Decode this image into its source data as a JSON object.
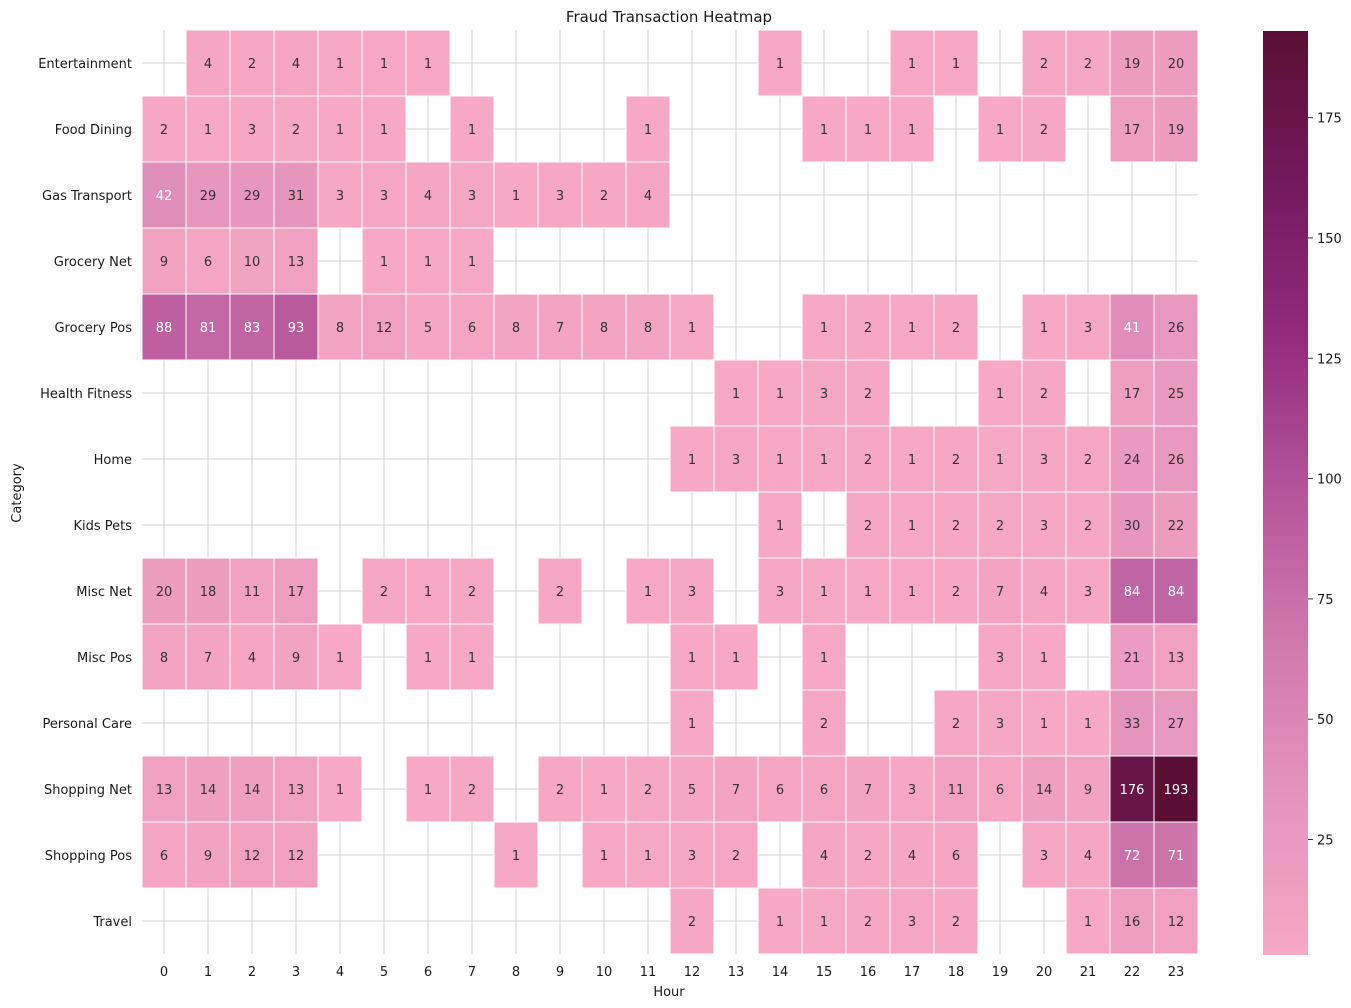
{
  "chart_data": {
    "type": "heatmap",
    "title": "Fraud Transaction Heatmap",
    "xlabel": "Hour",
    "ylabel": "Category",
    "x": [
      0,
      1,
      2,
      3,
      4,
      5,
      6,
      7,
      8,
      9,
      10,
      11,
      12,
      13,
      14,
      15,
      16,
      17,
      18,
      19,
      20,
      21,
      22,
      23
    ],
    "y": [
      "Entertainment",
      "Food Dining",
      "Gas Transport",
      "Grocery Net",
      "Grocery Pos",
      "Health Fitness",
      "Home",
      "Kids Pets",
      "Misc Net",
      "Misc Pos",
      "Personal Care",
      "Shopping Net",
      "Shopping Pos",
      "Travel"
    ],
    "values": [
      [
        null,
        4,
        2,
        4,
        1,
        1,
        1,
        null,
        null,
        null,
        null,
        null,
        null,
        null,
        1,
        null,
        null,
        1,
        1,
        null,
        2,
        2,
        19,
        20
      ],
      [
        2,
        1,
        3,
        2,
        1,
        1,
        null,
        1,
        null,
        null,
        null,
        1,
        null,
        null,
        null,
        1,
        1,
        1,
        null,
        1,
        2,
        null,
        17,
        19
      ],
      [
        42,
        29,
        29,
        31,
        3,
        3,
        4,
        3,
        1,
        3,
        2,
        4,
        null,
        null,
        null,
        null,
        null,
        null,
        null,
        null,
        null,
        null,
        null,
        null
      ],
      [
        9,
        6,
        10,
        13,
        null,
        1,
        1,
        1,
        null,
        null,
        null,
        null,
        null,
        null,
        null,
        null,
        null,
        null,
        null,
        null,
        null,
        null,
        null,
        null
      ],
      [
        88,
        81,
        83,
        93,
        8,
        12,
        5,
        6,
        8,
        7,
        8,
        8,
        1,
        null,
        null,
        1,
        2,
        1,
        2,
        null,
        1,
        3,
        41,
        26
      ],
      [
        null,
        null,
        null,
        null,
        null,
        null,
        null,
        null,
        null,
        null,
        null,
        null,
        null,
        1,
        1,
        3,
        2,
        null,
        null,
        1,
        2,
        null,
        17,
        25
      ],
      [
        null,
        null,
        null,
        null,
        null,
        null,
        null,
        null,
        null,
        null,
        null,
        null,
        1,
        3,
        1,
        1,
        2,
        1,
        2,
        1,
        3,
        2,
        24,
        26
      ],
      [
        null,
        null,
        null,
        null,
        null,
        null,
        null,
        null,
        null,
        null,
        null,
        null,
        null,
        null,
        1,
        null,
        2,
        1,
        2,
        2,
        3,
        2,
        30,
        22
      ],
      [
        20,
        18,
        11,
        17,
        null,
        2,
        1,
        2,
        null,
        2,
        null,
        1,
        3,
        null,
        3,
        1,
        1,
        1,
        2,
        7,
        4,
        3,
        84,
        84
      ],
      [
        8,
        7,
        4,
        9,
        1,
        null,
        1,
        1,
        null,
        null,
        null,
        null,
        1,
        1,
        null,
        1,
        null,
        null,
        null,
        3,
        1,
        null,
        21,
        13
      ],
      [
        null,
        null,
        null,
        null,
        null,
        null,
        null,
        null,
        null,
        null,
        null,
        null,
        1,
        null,
        null,
        2,
        null,
        null,
        2,
        3,
        1,
        1,
        33,
        27
      ],
      [
        13,
        14,
        14,
        13,
        1,
        null,
        1,
        2,
        null,
        2,
        1,
        2,
        5,
        7,
        6,
        6,
        7,
        3,
        11,
        6,
        14,
        9,
        176,
        193
      ],
      [
        6,
        9,
        12,
        12,
        null,
        null,
        null,
        null,
        1,
        null,
        1,
        1,
        3,
        2,
        null,
        4,
        2,
        4,
        6,
        null,
        3,
        4,
        72,
        71
      ],
      [
        null,
        null,
        null,
        null,
        null,
        null,
        null,
        null,
        null,
        null,
        null,
        null,
        2,
        null,
        1,
        1,
        2,
        3,
        2,
        null,
        null,
        1,
        16,
        12
      ]
    ],
    "colorbar": {
      "vmin": 1,
      "vmax": 193,
      "ticks": [
        25,
        50,
        75,
        100,
        125,
        150,
        175
      ],
      "colors": [
        "#f6a8c4",
        "#e595bd",
        "#d17aae",
        "#b5559b",
        "#932b7d",
        "#741a5e",
        "#5a0f32"
      ]
    },
    "grid": true
  }
}
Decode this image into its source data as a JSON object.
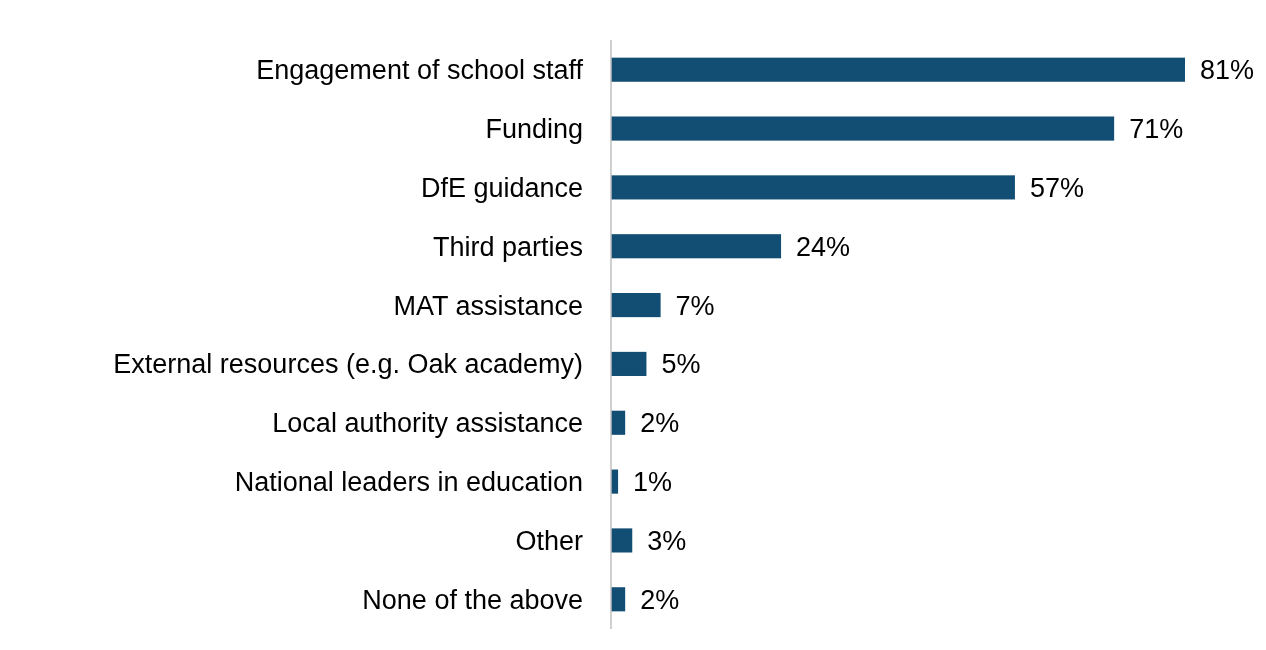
{
  "chart_data": {
    "type": "bar",
    "orientation": "horizontal",
    "categories": [
      "Engagement of school staff",
      "Funding",
      "DfE guidance",
      "Third parties",
      "MAT assistance",
      "External resources (e.g. Oak academy)",
      "Local authority assistance",
      "National leaders in education",
      "Other",
      "None of the above"
    ],
    "values": [
      81,
      71,
      57,
      24,
      7,
      5,
      2,
      1,
      3,
      2
    ],
    "value_labels": [
      "81%",
      "71%",
      "57%",
      "24%",
      "7%",
      "5%",
      "2%",
      "1%",
      "3%",
      "2%"
    ],
    "color": "#124e73"
  }
}
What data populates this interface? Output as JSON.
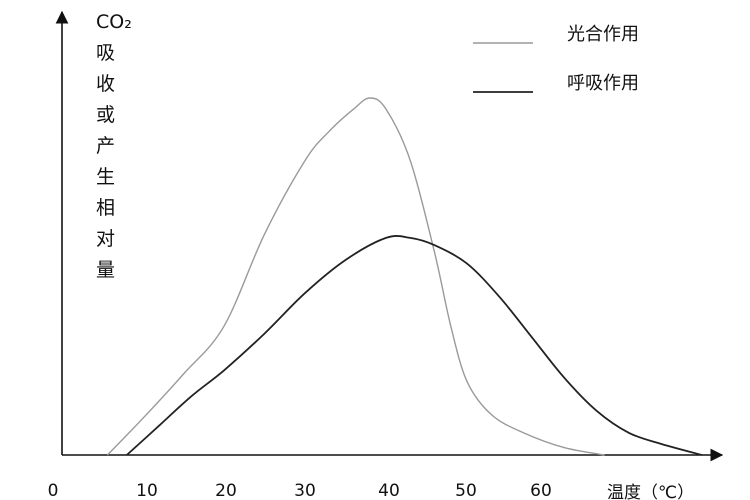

.....

§ **TASK TO CARRY OUT**
All the records need to be repeated exactly, with the images dropped.

§ **TASK SOLUTION**
Decode this image into its source data as a JSON object.
{
  "chart_data": {
    "type": "heatmap",
    "title": "Fraud Transaction Heatmap",
    "xlabel": "Hour",
    "ylabel": "Category",
    "x": [
      0,
      1,
      2,
      3,
      4,
      5,
      6,
      7,
      8,
      9,
      10,
      11,
      12,
      13,
      14,
      15,
      16,
      17,
      18,
      19,
      20,
      21,
      22,
      23
    ],
    "y": [
      "Entertainment",
      "Food Dining",
      "Gas Transport",
      "Grocery Net",
      "Grocery Pos",
      "Health Fitness",
      "Home",
      "Kids Pets",
      "Misc Net",
      "Misc Pos",
      "Personal Care",
      "Shopping Net",
      "Shopping Pos",
      "Travel"
    ],
    "values": [
      [
        null,
        4,
        2,
        4,
        1,
        1,
        1,
        null,
        null,
        null,
        null,
        null,
        null,
        null,
        1,
        null,
        null,
        1,
        1,
        null,
        2,
        2,
        19,
        20
      ],
      [
        2,
        1,
        3,
        2,
        1,
        1,
        null,
        1,
        null,
        null,
        null,
        1,
        null,
        null,
        null,
        1,
        1,
        1,
        null,
        1,
        2,
        null,
        17,
        19
      ],
      [
        42,
        29,
        29,
        31,
        3,
        3,
        4,
        3,
        1,
        3,
        2,
        4,
        null,
        null,
        null,
        null,
        null,
        null,
        null,
        null,
        null,
        null,
        null,
        null
      ],
      [
        9,
        6,
        10,
        13,
        null,
        1,
        1,
        1,
        null,
        null,
        null,
        null,
        null,
        null,
        null,
        null,
        null,
        null,
        null,
        null,
        null,
        null,
        null,
        null
      ],
      [
        88,
        81,
        83,
        93,
        8,
        12,
        5,
        6,
        8,
        7,
        8,
        8,
        1,
        null,
        null,
        1,
        2,
        1,
        2,
        null,
        1,
        3,
        41,
        26
      ],
      [
        null,
        null,
        null,
        null,
        null,
        null,
        null,
        null,
        null,
        null,
        null,
        null,
        null,
        1,
        1,
        3,
        2,
        null,
        null,
        1,
        2,
        null,
        17,
        25
      ],
      [
        null,
        null,
        null,
        null,
        null,
        null,
        null,
        null,
        null,
        null,
        null,
        null,
        1,
        3,
        1,
        1,
        2,
        1,
        2,
        1,
        3,
        2,
        24,
        26
      ],
      [
        null,
        null,
        null,
        null,
        null,
        null,
        null,
        null,
        null,
        null,
        null,
        null,
        null,
        null,
        1,
        null,
        2,
        1,
        2,
        2,
        3,
        2,
        30,
        22
      ],
      [
        20,
        18,
        11,
        17,
        null,
        2,
        1,
        2,
        null,
        2,
        null,
        1,
        3,
        null,
        3,
        1,
        1,
        1,
        2,
        7,
        4,
        3,
        84,
        84
      ],
      [
        8,
        7,
        4,
        9,
        1,
        null,
        1,
        1,
        null,
        null,
        null,
        null,
        1,
        1,
        null,
        1,
        null,
        null,
        null,
        3,
        1,
        null,
        21,
        13
      ],
      [
        null,
        null,
        null,
        null,
        null,
        null,
        null,
        null,
        null,
        null,
        null,
        null,
        1,
        null,
        null,
        2,
        null,
        null,
        2,
        3,
        1,
        1,
        33,
        27
      ],
      [
        13,
        14,
        14,
        13,
        1,
        null,
        1,
        2,
        null,
        2,
        1,
        2,
        5,
        7,
        6,
        6,
        7,
        3,
        11,
        6,
        14,
        9,
        176,
        193
      ],
      [
        6,
        9,
        12,
        12,
        null,
        null,
        null,
        null,
        1,
        null,
        1,
        1,
        3,
        2,
        null,
        4,
        2,
        4,
        6,
        null,
        3,
        4,
        72,
        71
      ],
      [
        null,
        null,
        null,
        null,
        null,
        null,
        null,
        null,
        null,
        null,
        null,
        null,
        2,
        null,
        1,
        1,
        2,
        3,
        2,
        null,
        null,
        1,
        16,
        12
      ]
    ],
    "colorbar": {
      "vmin": 1,
      "vmax": 193,
      "ticks": [
        25,
        50,
        75,
        100,
        125,
        150,
        175
      ],
      "colors": [
        "#f6a8c4",
        "#e595bd",
        "#d17aae",
        "#b5559b",
        "#932b7d",
        "#741a5e",
        "#5a0f32"
      ]
    },
    "grid": true
  }
}
Decode this image into its source data as a JSON object.
{
  "chart_data": {
    "type": "bar",
    "orientation": "horizontal",
    "categories": [
      "Engagement of school staff",
      "Funding",
      "DfE guidance",
      "Third parties",
      "MAT assistance",
      "External resources (e.g. Oak academy)",
      "Local authority assistance",
      "National leaders in education",
      "Other",
      "None of the above"
    ],
    "values": [
      81,
      71,
      57,
      24,
      7,
      5,
      2,
      1,
      3,
      2
    ],
    "value_labels": [
      "81%",
      "71%",
      "57%",
      "24%",
      "7%",
      "5%",
      "2%",
      "1%",
      "3%",
      "2%"
    ],
    "color": "#124e73"
  }
}
What data populates this interface? Output as JSON.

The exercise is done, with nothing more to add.